| SHORT PROBLEM |
Return all lines where the word "from" can be found.

Extracted data entries
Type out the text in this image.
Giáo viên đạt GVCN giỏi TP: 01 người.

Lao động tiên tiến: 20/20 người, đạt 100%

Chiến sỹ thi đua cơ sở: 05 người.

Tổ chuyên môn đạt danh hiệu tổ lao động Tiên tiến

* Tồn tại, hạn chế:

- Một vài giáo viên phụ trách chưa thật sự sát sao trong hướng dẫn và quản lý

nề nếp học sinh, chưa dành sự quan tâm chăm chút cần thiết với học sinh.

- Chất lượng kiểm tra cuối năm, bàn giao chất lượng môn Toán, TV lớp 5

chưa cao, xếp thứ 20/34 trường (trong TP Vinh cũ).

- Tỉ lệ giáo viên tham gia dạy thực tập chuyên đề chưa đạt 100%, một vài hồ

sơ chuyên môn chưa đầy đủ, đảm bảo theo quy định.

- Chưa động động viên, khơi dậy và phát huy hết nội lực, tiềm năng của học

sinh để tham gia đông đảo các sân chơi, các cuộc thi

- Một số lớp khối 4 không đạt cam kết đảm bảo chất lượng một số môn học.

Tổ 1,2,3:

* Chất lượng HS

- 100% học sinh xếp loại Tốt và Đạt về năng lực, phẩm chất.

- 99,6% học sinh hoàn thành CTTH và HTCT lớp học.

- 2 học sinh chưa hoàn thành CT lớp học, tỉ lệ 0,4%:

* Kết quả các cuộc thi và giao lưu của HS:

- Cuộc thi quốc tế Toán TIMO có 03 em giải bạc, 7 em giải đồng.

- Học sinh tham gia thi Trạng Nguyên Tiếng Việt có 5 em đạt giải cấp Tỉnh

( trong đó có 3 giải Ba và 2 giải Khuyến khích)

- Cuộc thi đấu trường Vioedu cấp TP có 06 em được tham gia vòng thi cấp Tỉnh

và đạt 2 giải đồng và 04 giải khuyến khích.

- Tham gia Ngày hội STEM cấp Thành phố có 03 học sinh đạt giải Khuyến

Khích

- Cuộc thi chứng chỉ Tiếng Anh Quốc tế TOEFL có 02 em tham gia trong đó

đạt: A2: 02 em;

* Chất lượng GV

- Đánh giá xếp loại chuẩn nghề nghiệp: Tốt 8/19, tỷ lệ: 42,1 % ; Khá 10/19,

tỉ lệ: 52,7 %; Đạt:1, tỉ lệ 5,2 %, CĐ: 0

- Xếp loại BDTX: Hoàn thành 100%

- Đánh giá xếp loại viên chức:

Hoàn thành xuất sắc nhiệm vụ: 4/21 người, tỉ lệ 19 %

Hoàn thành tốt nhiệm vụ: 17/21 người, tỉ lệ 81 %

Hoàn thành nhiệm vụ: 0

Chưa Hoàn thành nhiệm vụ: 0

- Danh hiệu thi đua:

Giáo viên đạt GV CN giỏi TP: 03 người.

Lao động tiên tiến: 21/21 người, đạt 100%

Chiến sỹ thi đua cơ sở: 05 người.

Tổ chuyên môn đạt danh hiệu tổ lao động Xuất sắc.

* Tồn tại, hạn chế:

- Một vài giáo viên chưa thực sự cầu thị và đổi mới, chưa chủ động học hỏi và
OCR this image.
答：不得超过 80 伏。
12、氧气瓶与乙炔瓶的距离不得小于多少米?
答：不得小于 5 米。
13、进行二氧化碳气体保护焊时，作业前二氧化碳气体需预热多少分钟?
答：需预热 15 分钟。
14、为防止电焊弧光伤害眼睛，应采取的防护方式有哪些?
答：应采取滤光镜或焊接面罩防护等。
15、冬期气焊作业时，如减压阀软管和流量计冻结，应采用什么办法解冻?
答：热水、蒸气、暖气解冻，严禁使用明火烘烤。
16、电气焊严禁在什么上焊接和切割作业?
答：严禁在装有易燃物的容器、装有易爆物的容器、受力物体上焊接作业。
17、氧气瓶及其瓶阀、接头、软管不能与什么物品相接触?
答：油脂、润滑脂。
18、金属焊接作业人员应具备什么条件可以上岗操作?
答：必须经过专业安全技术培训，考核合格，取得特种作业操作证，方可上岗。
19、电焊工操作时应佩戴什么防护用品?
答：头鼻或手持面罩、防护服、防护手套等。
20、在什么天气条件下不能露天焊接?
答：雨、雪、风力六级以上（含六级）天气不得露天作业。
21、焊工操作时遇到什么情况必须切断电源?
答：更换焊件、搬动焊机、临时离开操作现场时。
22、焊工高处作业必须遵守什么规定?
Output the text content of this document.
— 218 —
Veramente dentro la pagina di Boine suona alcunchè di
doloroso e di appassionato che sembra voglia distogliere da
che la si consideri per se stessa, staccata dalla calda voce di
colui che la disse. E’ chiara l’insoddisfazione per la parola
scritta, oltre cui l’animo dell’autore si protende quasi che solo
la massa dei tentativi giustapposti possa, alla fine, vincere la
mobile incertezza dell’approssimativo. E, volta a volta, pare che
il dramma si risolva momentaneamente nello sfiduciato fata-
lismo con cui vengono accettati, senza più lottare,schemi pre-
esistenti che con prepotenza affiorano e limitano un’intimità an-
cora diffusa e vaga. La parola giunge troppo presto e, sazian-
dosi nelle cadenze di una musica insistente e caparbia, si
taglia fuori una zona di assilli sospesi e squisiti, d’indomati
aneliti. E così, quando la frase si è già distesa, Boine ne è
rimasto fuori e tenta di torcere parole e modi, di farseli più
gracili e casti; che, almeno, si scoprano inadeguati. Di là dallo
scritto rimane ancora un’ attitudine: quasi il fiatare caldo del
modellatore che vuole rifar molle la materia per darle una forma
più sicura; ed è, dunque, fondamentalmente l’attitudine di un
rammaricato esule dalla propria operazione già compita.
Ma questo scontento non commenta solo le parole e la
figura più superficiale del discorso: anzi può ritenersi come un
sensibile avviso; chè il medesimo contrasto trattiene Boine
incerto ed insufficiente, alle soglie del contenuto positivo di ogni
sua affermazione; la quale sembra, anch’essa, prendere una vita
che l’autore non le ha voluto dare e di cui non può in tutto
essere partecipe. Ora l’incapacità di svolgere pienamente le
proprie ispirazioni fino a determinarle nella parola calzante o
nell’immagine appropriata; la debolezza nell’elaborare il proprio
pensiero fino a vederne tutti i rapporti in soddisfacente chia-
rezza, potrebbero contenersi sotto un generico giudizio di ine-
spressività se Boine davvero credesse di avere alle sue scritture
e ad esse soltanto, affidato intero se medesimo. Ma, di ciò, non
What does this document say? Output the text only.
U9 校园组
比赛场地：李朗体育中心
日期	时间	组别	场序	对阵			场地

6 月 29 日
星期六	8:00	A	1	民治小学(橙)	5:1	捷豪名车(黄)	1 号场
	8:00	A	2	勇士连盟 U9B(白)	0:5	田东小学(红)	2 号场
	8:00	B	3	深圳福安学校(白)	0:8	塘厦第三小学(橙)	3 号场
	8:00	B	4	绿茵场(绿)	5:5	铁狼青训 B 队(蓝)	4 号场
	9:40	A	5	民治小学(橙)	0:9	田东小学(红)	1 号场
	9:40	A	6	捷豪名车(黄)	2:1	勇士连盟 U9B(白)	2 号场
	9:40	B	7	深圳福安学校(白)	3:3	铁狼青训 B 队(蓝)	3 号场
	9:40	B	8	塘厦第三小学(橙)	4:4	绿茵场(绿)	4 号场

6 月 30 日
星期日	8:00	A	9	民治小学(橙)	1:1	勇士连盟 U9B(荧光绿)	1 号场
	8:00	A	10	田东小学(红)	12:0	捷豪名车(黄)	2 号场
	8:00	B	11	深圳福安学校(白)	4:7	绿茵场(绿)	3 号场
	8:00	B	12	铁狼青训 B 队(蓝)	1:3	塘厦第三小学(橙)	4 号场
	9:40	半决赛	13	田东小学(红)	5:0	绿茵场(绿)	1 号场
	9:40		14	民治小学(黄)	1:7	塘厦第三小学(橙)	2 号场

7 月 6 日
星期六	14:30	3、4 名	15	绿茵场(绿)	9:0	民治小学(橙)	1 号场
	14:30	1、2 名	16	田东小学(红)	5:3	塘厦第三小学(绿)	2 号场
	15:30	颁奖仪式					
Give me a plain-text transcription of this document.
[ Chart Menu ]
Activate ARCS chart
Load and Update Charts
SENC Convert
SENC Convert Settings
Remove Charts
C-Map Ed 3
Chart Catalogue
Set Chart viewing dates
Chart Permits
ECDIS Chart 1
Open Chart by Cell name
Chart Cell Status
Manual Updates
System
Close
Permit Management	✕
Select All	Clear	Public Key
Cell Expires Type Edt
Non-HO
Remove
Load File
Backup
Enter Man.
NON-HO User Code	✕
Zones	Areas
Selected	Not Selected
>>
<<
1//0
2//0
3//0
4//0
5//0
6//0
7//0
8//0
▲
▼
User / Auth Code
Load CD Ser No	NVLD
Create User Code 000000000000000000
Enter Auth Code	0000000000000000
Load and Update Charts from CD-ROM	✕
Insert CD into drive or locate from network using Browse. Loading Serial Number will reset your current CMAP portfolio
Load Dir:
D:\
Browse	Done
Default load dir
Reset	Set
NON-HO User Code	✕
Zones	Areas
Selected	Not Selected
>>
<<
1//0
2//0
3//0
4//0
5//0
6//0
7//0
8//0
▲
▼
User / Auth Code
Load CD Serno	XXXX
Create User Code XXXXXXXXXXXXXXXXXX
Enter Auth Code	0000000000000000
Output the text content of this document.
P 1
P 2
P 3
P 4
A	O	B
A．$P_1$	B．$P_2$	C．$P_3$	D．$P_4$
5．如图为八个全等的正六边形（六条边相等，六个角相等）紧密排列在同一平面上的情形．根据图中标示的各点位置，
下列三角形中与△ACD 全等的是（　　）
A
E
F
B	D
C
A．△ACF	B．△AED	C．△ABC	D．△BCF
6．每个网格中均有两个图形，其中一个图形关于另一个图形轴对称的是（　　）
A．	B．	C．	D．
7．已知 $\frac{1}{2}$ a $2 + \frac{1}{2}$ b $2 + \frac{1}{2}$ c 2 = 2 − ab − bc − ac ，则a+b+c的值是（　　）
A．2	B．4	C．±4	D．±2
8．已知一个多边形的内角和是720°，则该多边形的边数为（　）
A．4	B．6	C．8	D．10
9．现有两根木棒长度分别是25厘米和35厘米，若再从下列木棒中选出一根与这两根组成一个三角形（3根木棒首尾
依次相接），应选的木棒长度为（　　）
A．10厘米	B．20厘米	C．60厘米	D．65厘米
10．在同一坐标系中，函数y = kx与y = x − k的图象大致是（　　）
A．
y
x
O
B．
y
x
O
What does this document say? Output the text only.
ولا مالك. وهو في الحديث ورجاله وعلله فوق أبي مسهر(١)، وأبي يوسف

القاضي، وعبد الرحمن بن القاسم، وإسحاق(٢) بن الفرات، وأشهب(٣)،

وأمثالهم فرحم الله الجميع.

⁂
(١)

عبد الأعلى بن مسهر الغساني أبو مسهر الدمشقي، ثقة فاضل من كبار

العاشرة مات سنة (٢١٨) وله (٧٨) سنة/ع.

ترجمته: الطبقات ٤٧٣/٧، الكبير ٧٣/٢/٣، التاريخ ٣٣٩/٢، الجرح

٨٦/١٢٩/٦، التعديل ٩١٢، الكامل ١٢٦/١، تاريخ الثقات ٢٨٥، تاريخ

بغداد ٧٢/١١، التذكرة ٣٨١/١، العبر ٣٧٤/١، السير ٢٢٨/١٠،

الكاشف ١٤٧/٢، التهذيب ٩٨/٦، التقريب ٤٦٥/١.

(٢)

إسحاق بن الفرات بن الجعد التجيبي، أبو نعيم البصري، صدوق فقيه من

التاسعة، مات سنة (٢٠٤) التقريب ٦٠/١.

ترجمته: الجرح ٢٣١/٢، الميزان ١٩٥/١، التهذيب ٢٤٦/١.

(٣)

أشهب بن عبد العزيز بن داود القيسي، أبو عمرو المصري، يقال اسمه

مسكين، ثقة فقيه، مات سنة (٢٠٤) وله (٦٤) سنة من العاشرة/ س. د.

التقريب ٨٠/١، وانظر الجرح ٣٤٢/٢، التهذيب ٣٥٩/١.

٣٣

| ANSWER TO THIS EXERCISE |
Load and Update Charts from CD-ROM	✕
Insert CD into drive or locate from network using Browse. Loading Serial Number will reset your current CMAP portfolio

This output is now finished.